▸ Instructions to follow
Print the listing below exactly.

▸ Exercise data
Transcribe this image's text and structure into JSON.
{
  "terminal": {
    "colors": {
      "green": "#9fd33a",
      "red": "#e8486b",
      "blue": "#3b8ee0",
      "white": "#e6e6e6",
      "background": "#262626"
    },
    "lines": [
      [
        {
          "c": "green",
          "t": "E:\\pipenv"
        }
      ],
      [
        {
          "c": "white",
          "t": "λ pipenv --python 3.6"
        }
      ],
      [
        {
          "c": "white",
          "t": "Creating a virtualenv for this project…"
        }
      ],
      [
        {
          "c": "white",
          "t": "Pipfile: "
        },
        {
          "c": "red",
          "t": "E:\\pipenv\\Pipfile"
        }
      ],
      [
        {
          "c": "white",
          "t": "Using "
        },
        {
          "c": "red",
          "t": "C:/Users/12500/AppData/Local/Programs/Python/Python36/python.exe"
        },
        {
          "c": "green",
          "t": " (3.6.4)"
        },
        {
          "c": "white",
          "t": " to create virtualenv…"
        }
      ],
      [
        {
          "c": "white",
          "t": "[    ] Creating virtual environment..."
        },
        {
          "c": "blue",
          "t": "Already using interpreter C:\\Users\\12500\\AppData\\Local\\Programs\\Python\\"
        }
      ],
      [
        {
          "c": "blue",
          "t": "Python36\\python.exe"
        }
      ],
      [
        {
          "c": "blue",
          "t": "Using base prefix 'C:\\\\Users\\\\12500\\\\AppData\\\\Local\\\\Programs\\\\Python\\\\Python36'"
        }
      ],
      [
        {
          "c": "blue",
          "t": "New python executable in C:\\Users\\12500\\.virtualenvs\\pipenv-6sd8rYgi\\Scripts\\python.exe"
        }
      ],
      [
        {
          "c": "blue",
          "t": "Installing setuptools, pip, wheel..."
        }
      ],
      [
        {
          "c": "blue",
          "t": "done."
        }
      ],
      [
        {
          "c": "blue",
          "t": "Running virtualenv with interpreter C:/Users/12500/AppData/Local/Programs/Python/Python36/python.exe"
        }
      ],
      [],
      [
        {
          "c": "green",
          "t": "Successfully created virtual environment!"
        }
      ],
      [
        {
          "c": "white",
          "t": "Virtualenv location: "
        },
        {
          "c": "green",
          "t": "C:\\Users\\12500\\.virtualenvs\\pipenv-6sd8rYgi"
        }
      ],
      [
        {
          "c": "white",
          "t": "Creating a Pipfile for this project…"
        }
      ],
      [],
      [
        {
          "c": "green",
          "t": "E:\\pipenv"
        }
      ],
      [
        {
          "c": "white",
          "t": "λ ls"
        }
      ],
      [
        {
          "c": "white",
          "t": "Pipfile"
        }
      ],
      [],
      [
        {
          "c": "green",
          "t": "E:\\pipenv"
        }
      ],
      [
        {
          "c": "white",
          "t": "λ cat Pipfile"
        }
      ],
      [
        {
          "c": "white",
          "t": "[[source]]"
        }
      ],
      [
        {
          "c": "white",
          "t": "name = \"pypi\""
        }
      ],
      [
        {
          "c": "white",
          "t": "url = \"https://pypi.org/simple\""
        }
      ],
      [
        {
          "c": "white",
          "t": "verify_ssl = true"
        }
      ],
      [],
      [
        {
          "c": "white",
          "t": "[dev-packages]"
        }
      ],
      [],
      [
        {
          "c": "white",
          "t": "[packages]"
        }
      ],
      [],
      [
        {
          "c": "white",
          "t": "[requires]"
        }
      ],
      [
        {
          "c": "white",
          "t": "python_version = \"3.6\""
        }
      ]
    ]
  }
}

▸ Task answer
Transcribe this image's text and structure into JSON.
{
  "terminal": {
    "colors": {
      "green": "#9fd33a",
      "red": "#e8486b",
      "blue": "#3b8ee0",
      "white": "#e6e6e6",
      "background": "#262626"
    },
    "lines": [
      [
        {
          "c": "green",
          "t": "E:\\pipenv"
        }
      ],
      [
        {
          "c": "white",
          "t": "λ pipenv --python 3.6"
        }
      ],
      [
        {
          "c": "white",
          "t": "Creating a virtualenv for this project…"
        }
      ],
      [
        {
          "c": "white",
          "t": "Pipfile: "
        },
        {
          "c": "red",
          "t": "E:\\pipenv\\Pipfile"
        }
      ],
      [
        {
          "c": "white",
          "t": "Using "
        },
        {
          "c": "red",
          "t": "C:/Users/12500/AppData/Local/Programs/Python/Python36/python.exe"
        },
        {
          "c": "green",
          "t": " (3.6.4)"
        },
        {
          "c": "white",
          "t": " to create virtualenv…"
        }
      ],
      [
        {
          "c": "white",
          "t": "[    ] Creating virtual environment..."
        },
        {
          "c": "blue",
          "t": "Already using interpreter C:\\Users\\12500\\AppData\\Local\\Programs\\Python\\"
        }
      ],
      [
        {
          "c": "blue",
          "t": "Python36\\python.exe"
        }
      ],
      [
        {
          "c": "blue",
          "t": "Using base prefix 'C:\\\\Users\\\\12500\\\\AppData\\\\Local\\\\Programs\\\\Python\\\\Python36'"
        }
      ],
      [
        {
          "c": "blue",
          "t": "New python executable in C:\\Users\\12500\\.virtualenvs\\pipenv-6sd8rYgi\\Scripts\\python.exe"
        }
      ],
      [
        {
          "c": "blue",
          "t": "Installing setuptools, pip, wheel..."
        }
      ],
      [
        {
          "c": "blue",
          "t": "done."
        }
      ],
      [
        {
          "c": "blue",
          "t": "Running virtualenv with interpreter C:/Users/12500/AppData/Local/Programs/Python/Python36/python.exe"
        }
      ],
      [],
      [
        {
          "c": "green",
          "t": "Successfully created virtual environment!"
        }
      ],
      [
        {
          "c": "white",
          "t": "Virtualenv location: "
        },
        {
          "c": "green",
          "t": "C:\\Users\\12500\\.virtualenvs\\pipenv-6sd8rYgi"
        }
      ],
      [
        {
          "c": "white",
          "t": "Creating a Pipfile for this project…"
        }
      ],
      [],
      [
        {
          "c": "green",
          "t": "E:\\pipenv"
        }
      ],
      [
        {
          "c": "white",
          "t": "λ ls"
        }
      ],
      [
        {
          "c": "white",
          "t": "Pipfile"
        }
      ],
      [],
      [
        {
          "c": "green",
          "t": "E:\\pipenv"
        }
      ],
      [
        {
          "c": "white",
          "t": "λ cat Pipfile"
        }
      ],
      [
        {
          "c": "white",
          "t": "[[source]]"
        }
      ],
      [
        {
          "c": "white",
          "t": "name = \"pypi\""
        }
      ],
      [
        {
          "c": "white",
          "t": "url = \"https://pypi.org/simple\""
        }
      ],
      [
        {
          "c": "white",
          "t": "verify_ssl = true"
        }
      ],
      [],
      [
        {
          "c": "white",
          "t": "[dev-packages]"
        }
      ],
      [],
      [
        {
          "c": "white",
          "t": "[packages]"
        }
      ],
      [],
      [
        {
          "c": "white",
          "t": "[requires]"
        }
      ],
      [
        {
          "c": "white",
          "t": "python_version = \"3.6\""
        }
      ]
    ]
  }
}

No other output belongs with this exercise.